Reproduce the full listing below unchanged, apart from the pictures.

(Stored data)
+ + +

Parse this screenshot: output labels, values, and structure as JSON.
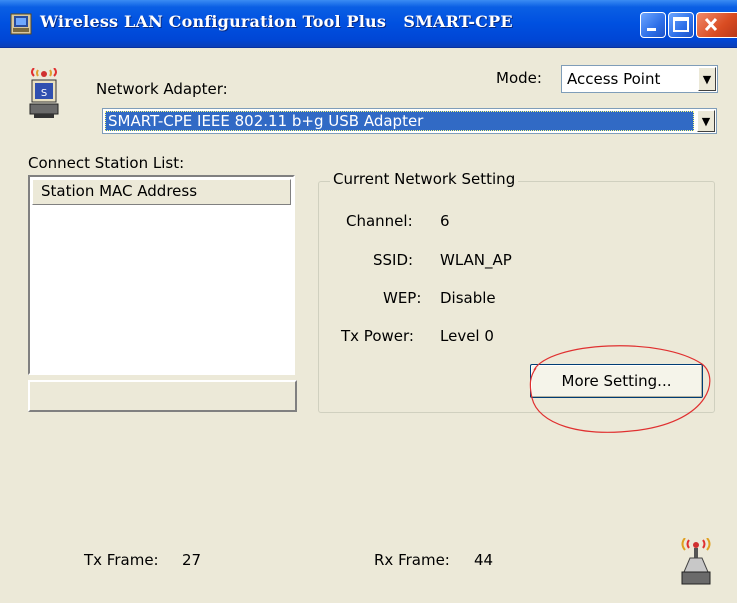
{
  "window": {
    "title": "Wireless LAN Configuration Tool Plus   SMART-CPE"
  },
  "adapter": {
    "label": "Network Adapter:",
    "selected": "SMART-CPE IEEE 802.11 b+g USB Adapter"
  },
  "mode": {
    "label": "Mode:",
    "selected": "Access Point"
  },
  "station_list": {
    "label": "Connect Station List:",
    "column_header": "Station MAC Address",
    "rows": []
  },
  "network_setting": {
    "title": "Current Network Setting",
    "channel_label": "Channel:",
    "channel_value": "6",
    "ssid_label": "SSID:",
    "ssid_value": "WLAN_AP",
    "wep_label": "WEP:",
    "wep_value": "Disable",
    "txpower_label": "Tx Power:",
    "txpower_value": "Level 0",
    "more_button": "More Setting..."
  },
  "stats": {
    "tx_label": "Tx Frame:",
    "tx_value": "27",
    "rx_label": "Rx Frame:",
    "rx_value": "44"
  },
  "icons": {
    "app": "wireless-adapter-icon",
    "corner": "antenna-icon"
  },
  "colors": {
    "title_bar": "#0050e0",
    "window_bg": "#ece9d8",
    "selection": "#316ac5",
    "highlight_circle": "#e03030"
  }
}
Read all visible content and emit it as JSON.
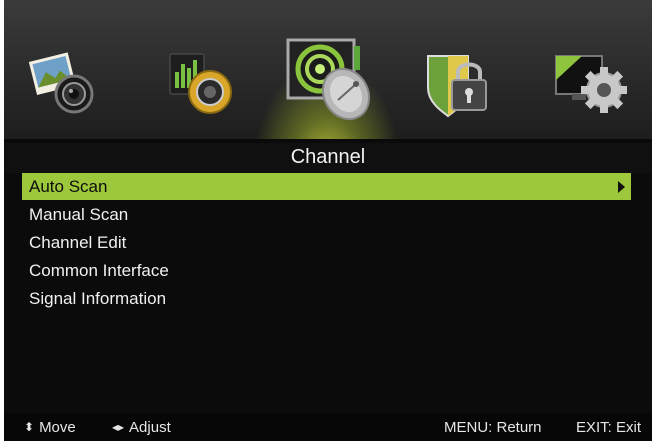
{
  "menu_tabs": [
    {
      "name": "picture-icon"
    },
    {
      "name": "sound-icon"
    },
    {
      "name": "channel-icon"
    },
    {
      "name": "lock-icon"
    },
    {
      "name": "setup-icon"
    }
  ],
  "page": {
    "title": "Channel"
  },
  "menu": {
    "items": [
      {
        "label": "Auto Scan"
      },
      {
        "label": "Manual Scan"
      },
      {
        "label": "Channel Edit"
      },
      {
        "label": "Common Interface"
      },
      {
        "label": "Signal Information"
      }
    ]
  },
  "footer": {
    "move_glyph": "⬍",
    "move_label": "Move",
    "adjust_glyph": "◂▸",
    "adjust_label": "Adjust",
    "return_label": "MENU: Return",
    "exit_label": "EXIT: Exit"
  },
  "colors": {
    "highlight": "#9ec83c",
    "background": "#0b0b0b",
    "text": "#f0f0f0"
  }
}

+ + +

[The reply]
Parse this screenshot: output labels, values, and structure as JSON.
{
  "window": {
    "title": "Wireless LAN Configuration Tool Plus   SMART-CPE"
  },
  "adapter": {
    "label": "Network Adapter:",
    "selected": "SMART-CPE IEEE 802.11 b+g USB Adapter"
  },
  "mode": {
    "label": "Mode:",
    "selected": "Access Point"
  },
  "station_list": {
    "label": "Connect Station List:",
    "column_header": "Station MAC Address",
    "rows": []
  },
  "network_setting": {
    "title": "Current Network Setting",
    "channel_label": "Channel:",
    "channel_value": "6",
    "ssid_label": "SSID:",
    "ssid_value": "WLAN_AP",
    "wep_label": "WEP:",
    "wep_value": "Disable",
    "txpower_label": "Tx Power:",
    "txpower_value": "Level 0",
    "more_button": "More Setting..."
  },
  "stats": {
    "tx_label": "Tx Frame:",
    "tx_value": "27",
    "rx_label": "Rx Frame:",
    "rx_value": "44"
  },
  "icons": {
    "app": "wireless-adapter-icon",
    "corner": "antenna-icon"
  },
  "colors": {
    "title_bar": "#0050e0",
    "window_bg": "#ece9d8",
    "selection": "#316ac5",
    "highlight_circle": "#e03030"
  }
}
Read all visible content and emit it as JSON.
{
  "menu_tabs": [
    {
      "name": "picture-icon"
    },
    {
      "name": "sound-icon"
    },
    {
      "name": "channel-icon"
    },
    {
      "name": "lock-icon"
    },
    {
      "name": "setup-icon"
    }
  ],
  "page": {
    "title": "Channel"
  },
  "menu": {
    "items": [
      {
        "label": "Auto Scan"
      },
      {
        "label": "Manual Scan"
      },
      {
        "label": "Channel Edit"
      },
      {
        "label": "Common Interface"
      },
      {
        "label": "Signal Information"
      }
    ]
  },
  "footer": {
    "move_glyph": "⬍",
    "move_label": "Move",
    "adjust_glyph": "◂▸",
    "adjust_label": "Adjust",
    "return_label": "MENU: Return",
    "exit_label": "EXIT: Exit"
  },
  "colors": {
    "highlight": "#9ec83c",
    "background": "#0b0b0b",
    "text": "#f0f0f0"
  }
}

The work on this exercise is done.